▶ [Task brief] Give the number of lines in the data that hold the word "通过货币化安置", and nothing else.

▶ [Material for this exercise]
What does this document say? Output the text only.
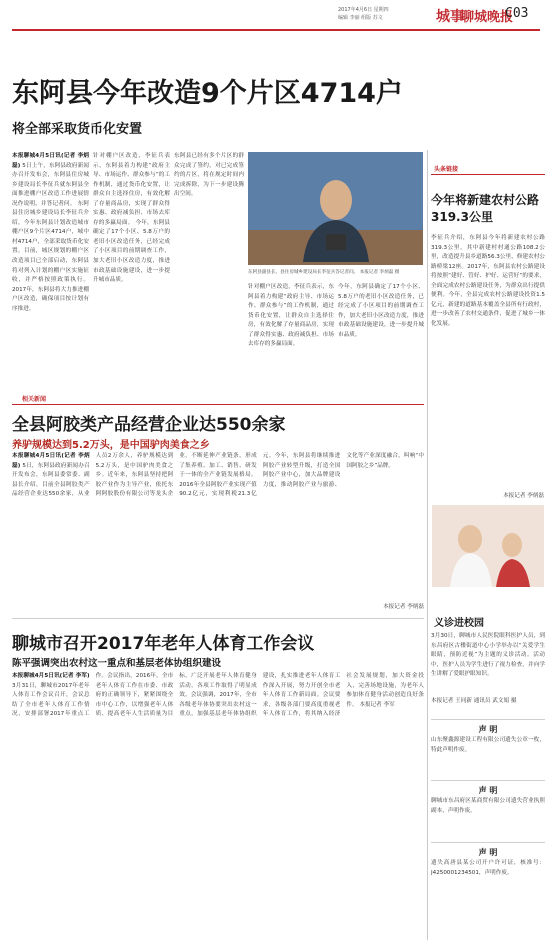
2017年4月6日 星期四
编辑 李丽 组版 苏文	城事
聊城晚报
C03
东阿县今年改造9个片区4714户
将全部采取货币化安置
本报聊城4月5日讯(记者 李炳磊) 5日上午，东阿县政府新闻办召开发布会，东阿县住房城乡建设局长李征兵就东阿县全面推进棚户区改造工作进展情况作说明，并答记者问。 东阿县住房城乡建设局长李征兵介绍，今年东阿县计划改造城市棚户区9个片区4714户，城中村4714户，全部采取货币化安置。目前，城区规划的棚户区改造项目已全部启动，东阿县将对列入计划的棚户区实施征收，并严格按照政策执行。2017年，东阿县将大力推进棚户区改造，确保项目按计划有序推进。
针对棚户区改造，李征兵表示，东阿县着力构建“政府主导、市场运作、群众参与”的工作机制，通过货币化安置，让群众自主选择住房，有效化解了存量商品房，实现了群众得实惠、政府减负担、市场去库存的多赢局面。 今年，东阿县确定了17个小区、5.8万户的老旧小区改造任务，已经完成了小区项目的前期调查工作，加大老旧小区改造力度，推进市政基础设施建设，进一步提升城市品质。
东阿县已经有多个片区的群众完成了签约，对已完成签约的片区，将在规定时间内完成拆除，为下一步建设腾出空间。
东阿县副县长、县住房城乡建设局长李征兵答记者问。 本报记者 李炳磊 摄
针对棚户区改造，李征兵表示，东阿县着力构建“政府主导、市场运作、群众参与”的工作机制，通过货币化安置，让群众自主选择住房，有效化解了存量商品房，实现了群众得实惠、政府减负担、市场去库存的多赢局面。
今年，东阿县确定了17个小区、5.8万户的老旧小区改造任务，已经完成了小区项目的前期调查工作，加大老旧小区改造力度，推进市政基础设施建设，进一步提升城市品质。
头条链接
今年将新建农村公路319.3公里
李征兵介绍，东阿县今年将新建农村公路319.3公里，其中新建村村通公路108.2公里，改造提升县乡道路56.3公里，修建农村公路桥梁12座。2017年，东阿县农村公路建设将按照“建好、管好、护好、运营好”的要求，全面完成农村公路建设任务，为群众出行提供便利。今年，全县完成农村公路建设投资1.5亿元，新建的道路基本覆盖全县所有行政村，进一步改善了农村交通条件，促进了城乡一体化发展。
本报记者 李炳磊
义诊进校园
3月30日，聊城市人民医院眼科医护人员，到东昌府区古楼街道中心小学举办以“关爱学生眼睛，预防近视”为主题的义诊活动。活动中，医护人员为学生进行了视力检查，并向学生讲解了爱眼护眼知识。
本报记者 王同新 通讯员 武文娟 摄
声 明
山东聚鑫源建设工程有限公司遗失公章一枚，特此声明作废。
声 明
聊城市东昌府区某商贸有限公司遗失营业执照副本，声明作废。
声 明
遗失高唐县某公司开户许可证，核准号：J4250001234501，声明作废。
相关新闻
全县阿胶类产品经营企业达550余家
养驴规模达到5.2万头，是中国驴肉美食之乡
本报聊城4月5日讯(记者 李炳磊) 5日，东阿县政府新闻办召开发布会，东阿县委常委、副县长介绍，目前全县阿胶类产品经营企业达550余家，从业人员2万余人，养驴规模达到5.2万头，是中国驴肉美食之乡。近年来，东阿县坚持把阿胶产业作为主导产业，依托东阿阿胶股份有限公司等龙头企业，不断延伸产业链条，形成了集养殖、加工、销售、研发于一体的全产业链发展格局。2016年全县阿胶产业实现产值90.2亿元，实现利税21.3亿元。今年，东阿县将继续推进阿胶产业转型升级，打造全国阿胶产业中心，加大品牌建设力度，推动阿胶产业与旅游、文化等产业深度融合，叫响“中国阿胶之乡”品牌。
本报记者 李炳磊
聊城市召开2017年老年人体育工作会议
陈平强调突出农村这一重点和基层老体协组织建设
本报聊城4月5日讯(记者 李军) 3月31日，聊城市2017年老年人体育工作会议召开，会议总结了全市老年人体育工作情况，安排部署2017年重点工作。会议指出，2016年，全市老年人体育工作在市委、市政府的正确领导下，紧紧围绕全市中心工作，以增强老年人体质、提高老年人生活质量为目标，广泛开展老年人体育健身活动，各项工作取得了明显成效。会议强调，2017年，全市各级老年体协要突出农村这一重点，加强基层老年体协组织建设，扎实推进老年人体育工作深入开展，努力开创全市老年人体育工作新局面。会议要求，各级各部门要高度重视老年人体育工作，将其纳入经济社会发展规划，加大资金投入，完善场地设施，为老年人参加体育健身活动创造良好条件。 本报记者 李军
==
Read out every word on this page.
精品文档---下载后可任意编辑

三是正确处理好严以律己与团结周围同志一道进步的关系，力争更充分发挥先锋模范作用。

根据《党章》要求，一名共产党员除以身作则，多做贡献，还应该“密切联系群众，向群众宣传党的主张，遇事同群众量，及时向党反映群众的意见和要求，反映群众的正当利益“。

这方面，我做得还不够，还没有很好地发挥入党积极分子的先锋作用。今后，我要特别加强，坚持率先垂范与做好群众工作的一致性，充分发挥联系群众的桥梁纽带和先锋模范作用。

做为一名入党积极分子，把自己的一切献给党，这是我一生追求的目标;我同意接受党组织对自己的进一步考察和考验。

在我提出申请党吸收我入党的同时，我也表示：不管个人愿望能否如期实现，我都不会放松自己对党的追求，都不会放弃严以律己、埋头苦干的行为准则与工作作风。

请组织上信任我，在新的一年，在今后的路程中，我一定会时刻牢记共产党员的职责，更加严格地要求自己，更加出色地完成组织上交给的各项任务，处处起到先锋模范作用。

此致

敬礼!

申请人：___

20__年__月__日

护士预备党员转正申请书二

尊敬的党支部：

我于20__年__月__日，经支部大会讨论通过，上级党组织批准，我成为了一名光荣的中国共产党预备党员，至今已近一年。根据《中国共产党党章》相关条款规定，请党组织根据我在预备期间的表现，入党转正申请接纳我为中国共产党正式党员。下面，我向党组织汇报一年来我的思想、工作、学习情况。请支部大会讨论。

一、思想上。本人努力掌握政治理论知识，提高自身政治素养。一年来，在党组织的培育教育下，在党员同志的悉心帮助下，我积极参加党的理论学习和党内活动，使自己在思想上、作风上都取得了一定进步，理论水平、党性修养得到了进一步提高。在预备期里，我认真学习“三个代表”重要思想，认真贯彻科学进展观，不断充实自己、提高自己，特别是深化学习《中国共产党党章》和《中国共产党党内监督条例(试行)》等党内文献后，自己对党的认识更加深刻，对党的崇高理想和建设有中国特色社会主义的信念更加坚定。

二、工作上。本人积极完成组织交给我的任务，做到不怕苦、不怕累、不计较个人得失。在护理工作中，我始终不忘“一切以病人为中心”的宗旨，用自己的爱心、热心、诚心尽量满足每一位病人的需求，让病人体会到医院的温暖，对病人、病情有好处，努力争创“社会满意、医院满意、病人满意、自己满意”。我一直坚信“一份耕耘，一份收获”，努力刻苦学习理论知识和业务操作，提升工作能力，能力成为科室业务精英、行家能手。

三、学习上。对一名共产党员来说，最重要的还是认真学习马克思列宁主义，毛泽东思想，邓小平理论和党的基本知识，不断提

▶ [Output of the task] 2